== INFORMATION SHOWN ==

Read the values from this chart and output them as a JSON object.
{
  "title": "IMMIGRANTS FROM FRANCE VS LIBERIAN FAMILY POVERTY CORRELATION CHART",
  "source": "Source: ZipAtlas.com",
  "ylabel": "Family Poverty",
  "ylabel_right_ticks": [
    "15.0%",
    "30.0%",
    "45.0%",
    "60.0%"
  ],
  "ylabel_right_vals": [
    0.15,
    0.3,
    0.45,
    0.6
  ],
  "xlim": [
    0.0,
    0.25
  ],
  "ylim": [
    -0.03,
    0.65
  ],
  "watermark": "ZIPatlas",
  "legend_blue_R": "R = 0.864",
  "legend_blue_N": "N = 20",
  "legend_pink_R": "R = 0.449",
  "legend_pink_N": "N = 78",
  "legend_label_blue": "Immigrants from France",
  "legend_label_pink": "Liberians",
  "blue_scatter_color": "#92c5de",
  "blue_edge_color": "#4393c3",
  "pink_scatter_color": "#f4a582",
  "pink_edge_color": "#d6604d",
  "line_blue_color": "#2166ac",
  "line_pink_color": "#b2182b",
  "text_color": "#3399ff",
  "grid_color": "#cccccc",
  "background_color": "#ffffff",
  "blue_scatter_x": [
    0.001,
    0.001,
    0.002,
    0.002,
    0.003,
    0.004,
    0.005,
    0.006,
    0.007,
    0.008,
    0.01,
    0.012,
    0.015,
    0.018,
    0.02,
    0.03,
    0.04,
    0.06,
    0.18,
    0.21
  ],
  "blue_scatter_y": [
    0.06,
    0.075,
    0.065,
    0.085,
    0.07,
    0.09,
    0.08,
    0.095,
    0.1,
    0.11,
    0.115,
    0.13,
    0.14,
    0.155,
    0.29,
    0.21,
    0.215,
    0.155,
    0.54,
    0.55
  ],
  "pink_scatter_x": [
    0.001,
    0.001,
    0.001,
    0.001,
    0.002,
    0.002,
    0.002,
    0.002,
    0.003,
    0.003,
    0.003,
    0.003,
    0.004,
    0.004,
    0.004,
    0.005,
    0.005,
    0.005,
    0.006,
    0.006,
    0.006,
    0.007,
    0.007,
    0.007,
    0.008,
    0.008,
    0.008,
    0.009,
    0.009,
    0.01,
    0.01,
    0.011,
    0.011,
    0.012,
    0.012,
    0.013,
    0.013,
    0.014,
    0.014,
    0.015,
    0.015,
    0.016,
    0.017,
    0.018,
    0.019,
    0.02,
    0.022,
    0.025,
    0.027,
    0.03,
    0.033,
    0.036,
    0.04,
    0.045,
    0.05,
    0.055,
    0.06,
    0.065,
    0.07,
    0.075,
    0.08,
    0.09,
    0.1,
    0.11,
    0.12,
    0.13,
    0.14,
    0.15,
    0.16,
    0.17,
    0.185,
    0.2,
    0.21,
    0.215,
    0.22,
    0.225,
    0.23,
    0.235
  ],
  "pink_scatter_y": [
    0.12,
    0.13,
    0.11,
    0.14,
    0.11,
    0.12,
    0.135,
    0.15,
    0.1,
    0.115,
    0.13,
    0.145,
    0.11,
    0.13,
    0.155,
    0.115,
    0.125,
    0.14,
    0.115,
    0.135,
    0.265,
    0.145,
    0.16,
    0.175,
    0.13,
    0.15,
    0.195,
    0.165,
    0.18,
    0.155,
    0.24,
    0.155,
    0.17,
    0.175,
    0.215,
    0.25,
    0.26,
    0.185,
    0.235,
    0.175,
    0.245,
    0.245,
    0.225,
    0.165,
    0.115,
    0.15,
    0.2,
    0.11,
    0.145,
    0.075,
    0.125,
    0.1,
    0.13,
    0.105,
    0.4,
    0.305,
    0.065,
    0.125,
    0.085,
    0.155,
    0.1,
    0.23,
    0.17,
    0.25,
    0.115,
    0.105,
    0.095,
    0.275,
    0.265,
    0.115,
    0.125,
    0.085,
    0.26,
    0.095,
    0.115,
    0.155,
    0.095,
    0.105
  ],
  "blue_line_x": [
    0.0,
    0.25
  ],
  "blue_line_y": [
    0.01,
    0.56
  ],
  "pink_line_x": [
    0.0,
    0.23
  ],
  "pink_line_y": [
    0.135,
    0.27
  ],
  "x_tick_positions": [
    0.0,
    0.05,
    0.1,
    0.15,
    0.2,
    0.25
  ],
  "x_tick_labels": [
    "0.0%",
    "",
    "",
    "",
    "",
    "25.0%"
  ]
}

===
== INFORMATION SHOWN ==

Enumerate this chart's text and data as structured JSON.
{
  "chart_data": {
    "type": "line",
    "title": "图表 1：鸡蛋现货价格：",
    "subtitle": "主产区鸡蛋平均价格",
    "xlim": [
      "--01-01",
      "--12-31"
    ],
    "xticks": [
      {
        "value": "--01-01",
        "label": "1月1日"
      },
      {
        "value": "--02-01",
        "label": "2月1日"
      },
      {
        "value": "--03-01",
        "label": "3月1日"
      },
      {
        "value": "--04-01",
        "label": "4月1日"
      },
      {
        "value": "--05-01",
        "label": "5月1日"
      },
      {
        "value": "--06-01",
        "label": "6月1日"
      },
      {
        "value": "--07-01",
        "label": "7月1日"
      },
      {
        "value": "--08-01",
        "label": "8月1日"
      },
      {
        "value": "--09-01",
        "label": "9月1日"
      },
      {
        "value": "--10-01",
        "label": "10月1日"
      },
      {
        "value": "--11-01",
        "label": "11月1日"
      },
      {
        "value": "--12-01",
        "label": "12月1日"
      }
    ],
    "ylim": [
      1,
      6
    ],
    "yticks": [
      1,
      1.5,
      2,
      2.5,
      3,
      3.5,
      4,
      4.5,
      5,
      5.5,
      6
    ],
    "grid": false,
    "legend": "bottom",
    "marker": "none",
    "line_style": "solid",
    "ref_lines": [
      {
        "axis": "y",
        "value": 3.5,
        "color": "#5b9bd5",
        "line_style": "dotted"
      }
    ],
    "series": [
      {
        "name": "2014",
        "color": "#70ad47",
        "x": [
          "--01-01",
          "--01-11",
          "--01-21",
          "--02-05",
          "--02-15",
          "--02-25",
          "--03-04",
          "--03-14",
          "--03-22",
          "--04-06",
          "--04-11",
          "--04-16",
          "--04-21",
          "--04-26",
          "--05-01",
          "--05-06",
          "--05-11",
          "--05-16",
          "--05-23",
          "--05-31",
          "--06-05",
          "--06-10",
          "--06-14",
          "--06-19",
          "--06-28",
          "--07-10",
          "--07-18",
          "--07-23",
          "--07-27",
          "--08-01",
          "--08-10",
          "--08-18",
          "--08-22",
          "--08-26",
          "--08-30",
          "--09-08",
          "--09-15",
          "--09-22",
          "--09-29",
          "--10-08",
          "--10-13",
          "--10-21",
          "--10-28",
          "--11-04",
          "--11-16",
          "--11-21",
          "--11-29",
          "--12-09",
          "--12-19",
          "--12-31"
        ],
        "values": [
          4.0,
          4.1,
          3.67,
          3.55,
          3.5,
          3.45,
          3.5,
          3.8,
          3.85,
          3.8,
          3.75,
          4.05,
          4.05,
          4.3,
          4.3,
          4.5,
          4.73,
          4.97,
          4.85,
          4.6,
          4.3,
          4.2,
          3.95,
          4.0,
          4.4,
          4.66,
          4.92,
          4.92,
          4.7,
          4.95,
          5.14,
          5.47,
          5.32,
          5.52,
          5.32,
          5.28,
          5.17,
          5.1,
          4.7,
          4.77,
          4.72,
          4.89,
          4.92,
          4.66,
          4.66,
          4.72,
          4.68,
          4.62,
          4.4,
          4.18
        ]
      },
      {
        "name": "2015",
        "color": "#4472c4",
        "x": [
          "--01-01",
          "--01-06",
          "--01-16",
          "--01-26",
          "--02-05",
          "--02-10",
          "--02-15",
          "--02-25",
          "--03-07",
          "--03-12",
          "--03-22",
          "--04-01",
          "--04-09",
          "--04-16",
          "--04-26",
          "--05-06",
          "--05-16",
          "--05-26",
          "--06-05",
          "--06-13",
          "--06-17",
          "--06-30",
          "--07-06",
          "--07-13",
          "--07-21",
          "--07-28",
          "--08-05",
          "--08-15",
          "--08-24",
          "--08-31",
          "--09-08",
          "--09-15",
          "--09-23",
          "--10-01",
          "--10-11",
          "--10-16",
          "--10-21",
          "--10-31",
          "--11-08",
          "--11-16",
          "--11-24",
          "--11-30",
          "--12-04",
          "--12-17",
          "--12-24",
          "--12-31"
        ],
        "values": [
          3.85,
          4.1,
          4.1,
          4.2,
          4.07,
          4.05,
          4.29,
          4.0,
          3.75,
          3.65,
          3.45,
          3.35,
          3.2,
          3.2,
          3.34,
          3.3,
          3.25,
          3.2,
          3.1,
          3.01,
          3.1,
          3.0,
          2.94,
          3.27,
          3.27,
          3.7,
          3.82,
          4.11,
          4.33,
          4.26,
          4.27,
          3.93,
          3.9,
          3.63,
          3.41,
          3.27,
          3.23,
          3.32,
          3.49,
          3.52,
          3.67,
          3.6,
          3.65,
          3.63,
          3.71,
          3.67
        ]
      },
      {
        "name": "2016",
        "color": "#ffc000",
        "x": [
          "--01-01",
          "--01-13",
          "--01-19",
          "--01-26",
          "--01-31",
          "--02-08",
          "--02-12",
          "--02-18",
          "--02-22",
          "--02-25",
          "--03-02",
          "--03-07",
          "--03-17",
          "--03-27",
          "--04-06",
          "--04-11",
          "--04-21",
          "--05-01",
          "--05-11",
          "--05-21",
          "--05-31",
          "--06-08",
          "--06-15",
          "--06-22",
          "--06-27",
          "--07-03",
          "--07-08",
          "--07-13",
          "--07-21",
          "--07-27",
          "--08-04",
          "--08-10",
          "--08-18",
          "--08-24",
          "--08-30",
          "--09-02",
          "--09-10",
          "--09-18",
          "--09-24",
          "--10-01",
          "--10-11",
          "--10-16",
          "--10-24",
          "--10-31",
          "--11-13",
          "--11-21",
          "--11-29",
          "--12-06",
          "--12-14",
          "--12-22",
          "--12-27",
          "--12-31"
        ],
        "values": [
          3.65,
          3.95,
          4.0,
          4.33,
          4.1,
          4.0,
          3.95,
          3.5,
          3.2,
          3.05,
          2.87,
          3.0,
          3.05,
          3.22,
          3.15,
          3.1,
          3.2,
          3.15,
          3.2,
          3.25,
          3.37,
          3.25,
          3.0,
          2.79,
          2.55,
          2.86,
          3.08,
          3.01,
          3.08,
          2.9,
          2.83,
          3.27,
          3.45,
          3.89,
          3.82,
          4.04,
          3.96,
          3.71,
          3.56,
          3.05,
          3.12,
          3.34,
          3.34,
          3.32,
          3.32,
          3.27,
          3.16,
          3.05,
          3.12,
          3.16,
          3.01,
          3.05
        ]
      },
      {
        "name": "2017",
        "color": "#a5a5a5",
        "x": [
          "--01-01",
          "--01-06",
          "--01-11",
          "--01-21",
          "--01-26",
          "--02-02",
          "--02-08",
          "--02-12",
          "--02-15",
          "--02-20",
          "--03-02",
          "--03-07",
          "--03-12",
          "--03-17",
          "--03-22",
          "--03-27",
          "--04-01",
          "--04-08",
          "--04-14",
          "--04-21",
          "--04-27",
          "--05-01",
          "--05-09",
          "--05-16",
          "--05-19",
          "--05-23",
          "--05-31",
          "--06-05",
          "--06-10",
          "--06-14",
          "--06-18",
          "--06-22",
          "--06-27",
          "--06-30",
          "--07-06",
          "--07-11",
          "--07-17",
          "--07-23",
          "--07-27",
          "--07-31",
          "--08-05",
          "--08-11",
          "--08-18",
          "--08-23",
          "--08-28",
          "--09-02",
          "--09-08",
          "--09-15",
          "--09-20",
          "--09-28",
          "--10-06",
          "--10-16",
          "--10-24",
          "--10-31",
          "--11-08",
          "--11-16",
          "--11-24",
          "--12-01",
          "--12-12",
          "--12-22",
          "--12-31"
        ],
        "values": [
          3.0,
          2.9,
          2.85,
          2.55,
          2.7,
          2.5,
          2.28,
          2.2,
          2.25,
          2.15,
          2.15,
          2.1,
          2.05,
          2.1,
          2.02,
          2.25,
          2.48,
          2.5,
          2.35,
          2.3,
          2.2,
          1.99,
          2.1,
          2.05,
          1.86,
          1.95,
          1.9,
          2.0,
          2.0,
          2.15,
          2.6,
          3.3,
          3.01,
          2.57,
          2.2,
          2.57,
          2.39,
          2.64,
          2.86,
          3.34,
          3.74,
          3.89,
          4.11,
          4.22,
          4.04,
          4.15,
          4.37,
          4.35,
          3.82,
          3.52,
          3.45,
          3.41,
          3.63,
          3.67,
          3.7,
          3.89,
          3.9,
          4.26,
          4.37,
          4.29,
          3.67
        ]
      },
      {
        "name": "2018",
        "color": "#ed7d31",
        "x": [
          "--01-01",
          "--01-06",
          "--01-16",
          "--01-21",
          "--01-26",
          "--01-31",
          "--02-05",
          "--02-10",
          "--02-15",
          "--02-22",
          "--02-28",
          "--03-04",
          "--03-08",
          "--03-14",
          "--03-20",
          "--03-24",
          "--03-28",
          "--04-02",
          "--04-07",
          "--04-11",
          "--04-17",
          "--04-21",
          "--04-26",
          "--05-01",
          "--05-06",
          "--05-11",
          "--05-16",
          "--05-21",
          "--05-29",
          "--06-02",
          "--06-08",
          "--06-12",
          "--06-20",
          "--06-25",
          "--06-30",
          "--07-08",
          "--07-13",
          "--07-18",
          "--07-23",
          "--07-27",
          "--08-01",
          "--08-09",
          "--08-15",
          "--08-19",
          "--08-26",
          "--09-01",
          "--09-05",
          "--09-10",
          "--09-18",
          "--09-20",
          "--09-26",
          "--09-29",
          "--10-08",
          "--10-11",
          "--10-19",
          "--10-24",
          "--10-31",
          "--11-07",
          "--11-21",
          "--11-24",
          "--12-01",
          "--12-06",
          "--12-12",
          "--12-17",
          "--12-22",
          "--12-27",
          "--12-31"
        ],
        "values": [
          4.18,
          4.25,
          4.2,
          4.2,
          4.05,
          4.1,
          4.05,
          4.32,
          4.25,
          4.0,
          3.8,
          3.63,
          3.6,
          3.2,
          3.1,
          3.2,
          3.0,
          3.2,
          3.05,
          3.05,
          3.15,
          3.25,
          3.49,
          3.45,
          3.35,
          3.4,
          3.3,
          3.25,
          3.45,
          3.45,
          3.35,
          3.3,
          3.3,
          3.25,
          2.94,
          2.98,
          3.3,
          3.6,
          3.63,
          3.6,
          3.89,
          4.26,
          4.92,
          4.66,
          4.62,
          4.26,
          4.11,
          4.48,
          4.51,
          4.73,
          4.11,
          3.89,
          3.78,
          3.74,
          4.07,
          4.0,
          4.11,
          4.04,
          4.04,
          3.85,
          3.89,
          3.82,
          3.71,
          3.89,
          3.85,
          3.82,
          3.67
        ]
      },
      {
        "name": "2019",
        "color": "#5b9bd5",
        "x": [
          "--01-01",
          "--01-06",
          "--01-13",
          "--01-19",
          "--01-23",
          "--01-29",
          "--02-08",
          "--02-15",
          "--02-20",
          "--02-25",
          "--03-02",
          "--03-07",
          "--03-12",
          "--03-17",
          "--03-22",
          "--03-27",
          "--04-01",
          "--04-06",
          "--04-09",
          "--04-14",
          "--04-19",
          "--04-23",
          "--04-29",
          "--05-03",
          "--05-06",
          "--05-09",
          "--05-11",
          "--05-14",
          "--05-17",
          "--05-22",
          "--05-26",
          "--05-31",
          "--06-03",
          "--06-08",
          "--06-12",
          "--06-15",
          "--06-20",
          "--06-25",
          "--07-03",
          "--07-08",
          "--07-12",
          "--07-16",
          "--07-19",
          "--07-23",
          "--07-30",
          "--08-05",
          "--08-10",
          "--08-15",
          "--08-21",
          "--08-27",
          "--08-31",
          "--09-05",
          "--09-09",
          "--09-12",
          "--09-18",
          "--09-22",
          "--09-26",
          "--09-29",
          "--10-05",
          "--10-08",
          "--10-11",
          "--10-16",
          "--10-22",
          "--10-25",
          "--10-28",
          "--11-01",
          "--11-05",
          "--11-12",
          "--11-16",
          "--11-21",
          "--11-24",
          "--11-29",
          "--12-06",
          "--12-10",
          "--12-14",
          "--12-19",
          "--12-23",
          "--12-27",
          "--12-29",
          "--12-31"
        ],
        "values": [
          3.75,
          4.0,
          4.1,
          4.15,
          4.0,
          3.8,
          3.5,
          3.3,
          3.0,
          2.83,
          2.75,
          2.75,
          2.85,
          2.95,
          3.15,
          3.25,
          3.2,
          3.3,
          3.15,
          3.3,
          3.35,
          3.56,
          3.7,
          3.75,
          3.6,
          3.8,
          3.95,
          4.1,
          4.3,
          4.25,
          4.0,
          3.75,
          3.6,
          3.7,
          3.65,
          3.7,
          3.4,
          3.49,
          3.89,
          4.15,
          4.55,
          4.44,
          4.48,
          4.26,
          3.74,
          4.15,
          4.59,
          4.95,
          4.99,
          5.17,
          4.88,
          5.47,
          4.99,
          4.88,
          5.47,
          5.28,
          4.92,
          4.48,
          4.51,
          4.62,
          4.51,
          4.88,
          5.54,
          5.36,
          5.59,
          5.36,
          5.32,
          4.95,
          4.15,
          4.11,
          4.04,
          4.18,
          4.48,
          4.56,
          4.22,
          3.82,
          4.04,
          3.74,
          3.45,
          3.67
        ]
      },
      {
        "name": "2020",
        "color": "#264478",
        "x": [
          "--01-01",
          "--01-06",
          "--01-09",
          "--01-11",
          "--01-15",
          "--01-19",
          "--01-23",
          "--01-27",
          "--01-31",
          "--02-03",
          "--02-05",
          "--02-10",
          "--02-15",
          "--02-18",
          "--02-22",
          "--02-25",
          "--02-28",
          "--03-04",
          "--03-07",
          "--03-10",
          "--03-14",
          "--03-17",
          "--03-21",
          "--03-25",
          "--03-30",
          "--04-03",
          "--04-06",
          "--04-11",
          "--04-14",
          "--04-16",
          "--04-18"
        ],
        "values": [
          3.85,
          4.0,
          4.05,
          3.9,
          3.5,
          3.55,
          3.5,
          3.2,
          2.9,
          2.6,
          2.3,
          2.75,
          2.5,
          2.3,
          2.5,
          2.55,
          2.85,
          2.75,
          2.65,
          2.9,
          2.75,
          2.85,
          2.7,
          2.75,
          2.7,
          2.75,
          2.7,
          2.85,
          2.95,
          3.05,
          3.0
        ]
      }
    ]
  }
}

===

- _EXERCISE AIM_: Search the entries for the word "name" and copy every line that has it.

- _ANSWER IN FULL_:
        "name": "2014",
        "name": "2015",
        "name": "2016",
        "name": "2017",
        "name": "2018",
        "name": "2019",
        "name": "2020",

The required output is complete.